── SUPPLIED RECORDS ──
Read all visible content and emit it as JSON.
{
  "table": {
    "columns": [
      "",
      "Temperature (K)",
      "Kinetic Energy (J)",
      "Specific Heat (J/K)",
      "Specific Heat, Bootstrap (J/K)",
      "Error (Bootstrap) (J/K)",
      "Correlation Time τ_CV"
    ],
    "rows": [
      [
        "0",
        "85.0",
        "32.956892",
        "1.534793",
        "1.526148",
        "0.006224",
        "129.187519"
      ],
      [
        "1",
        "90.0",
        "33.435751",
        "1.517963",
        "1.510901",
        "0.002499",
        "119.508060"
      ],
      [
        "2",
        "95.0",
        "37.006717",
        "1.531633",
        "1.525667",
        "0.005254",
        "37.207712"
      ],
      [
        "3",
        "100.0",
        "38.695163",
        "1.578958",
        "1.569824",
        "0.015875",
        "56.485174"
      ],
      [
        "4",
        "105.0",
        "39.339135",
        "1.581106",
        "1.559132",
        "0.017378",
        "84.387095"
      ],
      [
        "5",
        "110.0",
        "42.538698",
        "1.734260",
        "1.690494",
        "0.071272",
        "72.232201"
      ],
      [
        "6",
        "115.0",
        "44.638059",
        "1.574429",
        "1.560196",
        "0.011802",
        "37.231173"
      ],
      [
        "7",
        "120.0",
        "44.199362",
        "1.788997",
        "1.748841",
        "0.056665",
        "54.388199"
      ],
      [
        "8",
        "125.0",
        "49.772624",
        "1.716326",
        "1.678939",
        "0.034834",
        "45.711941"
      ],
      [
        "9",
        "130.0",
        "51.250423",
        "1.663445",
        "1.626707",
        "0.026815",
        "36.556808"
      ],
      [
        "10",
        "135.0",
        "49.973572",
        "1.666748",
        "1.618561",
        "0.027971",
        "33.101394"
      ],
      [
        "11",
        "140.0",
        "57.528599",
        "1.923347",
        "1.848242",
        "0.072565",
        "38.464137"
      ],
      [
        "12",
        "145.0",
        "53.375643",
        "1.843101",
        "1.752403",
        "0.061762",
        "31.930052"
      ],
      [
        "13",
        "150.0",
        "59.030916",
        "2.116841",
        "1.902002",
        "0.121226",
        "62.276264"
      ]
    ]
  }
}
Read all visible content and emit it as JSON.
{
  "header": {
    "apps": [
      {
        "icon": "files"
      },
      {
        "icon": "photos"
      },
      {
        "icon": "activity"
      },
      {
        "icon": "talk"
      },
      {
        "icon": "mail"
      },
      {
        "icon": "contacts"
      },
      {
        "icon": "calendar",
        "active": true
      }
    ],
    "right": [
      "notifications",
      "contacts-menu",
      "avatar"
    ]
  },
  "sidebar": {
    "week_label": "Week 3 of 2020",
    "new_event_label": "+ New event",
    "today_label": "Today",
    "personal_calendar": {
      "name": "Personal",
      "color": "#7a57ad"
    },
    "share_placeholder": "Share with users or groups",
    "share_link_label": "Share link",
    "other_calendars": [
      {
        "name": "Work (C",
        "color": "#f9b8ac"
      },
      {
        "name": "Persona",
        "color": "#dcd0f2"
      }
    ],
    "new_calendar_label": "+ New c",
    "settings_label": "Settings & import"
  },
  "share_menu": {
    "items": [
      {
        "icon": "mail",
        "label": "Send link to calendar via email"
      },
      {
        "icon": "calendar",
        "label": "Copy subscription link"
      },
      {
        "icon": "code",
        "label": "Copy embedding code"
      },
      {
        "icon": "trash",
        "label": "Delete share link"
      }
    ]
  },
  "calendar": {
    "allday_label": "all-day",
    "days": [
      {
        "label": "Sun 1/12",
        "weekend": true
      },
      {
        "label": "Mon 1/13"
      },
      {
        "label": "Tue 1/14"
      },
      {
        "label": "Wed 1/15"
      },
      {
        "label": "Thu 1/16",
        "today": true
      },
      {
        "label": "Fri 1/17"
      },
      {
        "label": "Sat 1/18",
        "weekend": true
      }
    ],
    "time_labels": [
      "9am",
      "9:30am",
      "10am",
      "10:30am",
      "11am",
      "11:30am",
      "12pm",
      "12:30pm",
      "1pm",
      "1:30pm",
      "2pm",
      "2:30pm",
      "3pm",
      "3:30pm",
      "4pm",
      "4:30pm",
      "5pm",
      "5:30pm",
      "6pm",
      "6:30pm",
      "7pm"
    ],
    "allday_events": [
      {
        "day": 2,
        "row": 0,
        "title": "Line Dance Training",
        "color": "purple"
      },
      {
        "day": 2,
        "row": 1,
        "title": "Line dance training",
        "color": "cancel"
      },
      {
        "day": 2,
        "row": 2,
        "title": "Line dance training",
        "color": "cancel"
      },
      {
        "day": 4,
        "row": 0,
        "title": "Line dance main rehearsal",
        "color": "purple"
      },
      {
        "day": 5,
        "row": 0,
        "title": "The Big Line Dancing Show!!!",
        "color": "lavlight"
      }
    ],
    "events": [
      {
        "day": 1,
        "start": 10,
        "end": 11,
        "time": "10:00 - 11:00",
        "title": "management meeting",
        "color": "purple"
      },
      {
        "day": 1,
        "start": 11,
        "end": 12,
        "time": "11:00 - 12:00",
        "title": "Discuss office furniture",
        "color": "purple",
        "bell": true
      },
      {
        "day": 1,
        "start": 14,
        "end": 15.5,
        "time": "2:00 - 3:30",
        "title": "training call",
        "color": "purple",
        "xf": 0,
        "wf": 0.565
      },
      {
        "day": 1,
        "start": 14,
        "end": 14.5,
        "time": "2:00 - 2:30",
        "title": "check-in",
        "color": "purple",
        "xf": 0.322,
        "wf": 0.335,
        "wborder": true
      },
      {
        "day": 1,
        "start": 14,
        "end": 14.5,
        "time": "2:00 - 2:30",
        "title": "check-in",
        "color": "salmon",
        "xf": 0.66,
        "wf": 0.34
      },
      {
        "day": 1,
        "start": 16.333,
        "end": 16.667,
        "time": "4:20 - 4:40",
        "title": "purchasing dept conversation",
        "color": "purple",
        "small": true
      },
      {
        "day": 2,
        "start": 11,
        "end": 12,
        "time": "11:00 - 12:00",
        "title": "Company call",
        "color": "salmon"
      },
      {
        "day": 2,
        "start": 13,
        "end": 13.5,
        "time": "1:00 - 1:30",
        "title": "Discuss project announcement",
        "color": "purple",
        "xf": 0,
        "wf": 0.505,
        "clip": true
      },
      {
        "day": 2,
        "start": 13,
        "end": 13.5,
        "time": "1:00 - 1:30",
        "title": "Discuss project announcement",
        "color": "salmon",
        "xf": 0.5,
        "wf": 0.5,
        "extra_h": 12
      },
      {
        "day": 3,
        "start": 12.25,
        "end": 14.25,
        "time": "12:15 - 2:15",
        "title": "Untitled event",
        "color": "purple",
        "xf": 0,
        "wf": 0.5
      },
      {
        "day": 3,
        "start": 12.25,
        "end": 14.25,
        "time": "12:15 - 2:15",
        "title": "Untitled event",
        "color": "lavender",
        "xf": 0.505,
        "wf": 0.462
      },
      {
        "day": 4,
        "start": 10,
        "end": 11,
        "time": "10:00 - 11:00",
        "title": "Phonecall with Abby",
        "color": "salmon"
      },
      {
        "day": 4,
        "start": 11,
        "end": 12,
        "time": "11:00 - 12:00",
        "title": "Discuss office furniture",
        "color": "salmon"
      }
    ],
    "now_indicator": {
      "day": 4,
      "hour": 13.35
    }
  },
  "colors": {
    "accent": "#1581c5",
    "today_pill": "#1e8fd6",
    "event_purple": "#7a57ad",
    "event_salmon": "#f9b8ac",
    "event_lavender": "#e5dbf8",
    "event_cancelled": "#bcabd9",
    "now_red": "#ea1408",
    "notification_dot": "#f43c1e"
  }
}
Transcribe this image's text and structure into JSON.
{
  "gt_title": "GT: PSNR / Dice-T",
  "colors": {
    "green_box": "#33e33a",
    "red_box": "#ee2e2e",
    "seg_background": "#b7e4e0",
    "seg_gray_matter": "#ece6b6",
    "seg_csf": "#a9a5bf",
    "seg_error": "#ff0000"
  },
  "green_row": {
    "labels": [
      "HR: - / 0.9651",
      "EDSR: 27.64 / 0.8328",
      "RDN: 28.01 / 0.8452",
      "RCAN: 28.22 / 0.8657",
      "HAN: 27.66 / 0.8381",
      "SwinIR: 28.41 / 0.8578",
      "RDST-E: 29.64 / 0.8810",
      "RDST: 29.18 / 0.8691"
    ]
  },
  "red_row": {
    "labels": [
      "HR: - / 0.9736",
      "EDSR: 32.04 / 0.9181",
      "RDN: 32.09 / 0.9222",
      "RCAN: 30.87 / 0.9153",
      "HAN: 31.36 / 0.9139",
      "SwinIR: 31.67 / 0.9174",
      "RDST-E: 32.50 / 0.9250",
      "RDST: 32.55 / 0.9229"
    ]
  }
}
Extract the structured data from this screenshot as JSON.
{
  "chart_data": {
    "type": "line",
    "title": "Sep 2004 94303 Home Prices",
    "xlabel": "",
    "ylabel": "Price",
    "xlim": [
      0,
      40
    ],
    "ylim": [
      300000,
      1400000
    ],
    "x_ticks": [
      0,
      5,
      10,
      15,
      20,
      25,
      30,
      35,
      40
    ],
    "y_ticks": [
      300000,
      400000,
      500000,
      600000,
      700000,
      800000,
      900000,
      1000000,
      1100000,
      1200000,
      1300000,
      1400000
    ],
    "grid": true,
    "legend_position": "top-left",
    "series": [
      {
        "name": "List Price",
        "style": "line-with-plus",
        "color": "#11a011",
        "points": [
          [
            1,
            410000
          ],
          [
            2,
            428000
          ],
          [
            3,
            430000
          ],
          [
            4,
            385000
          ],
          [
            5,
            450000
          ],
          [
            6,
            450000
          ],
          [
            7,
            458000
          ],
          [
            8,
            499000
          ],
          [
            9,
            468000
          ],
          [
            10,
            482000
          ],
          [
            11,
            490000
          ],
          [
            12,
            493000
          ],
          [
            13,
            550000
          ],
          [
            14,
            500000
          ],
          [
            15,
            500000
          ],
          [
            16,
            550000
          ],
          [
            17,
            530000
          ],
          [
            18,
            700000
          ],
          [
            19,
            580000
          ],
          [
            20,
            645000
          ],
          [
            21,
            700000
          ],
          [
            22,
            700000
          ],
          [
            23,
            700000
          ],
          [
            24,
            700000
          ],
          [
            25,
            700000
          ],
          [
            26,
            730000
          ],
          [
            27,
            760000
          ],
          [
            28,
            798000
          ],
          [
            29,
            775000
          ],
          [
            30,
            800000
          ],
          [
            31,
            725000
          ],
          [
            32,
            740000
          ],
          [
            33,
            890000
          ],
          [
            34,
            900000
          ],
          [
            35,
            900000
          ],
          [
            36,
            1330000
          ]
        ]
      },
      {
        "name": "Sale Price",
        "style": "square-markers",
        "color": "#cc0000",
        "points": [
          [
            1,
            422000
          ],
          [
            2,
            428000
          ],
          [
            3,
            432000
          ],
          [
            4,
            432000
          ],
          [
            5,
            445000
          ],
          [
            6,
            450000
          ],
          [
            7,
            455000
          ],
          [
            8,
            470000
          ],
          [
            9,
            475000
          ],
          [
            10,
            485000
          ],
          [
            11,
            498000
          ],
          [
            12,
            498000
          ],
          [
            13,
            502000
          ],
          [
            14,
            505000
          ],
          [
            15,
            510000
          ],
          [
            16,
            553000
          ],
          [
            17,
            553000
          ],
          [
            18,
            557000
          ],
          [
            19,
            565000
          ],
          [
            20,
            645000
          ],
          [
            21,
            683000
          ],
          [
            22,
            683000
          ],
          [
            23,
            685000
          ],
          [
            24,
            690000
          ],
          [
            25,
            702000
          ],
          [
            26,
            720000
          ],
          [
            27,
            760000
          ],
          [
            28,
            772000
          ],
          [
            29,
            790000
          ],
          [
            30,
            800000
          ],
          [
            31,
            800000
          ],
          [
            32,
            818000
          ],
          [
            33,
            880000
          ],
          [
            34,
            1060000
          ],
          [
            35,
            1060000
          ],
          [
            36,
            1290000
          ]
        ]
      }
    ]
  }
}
───
TASK -
From the entries above, copy out every line where the string "Heat" appears.

THE RESPONSE -
      "Specific Heat (J/K)",
      "Specific Heat, Bootstrap (J/K)",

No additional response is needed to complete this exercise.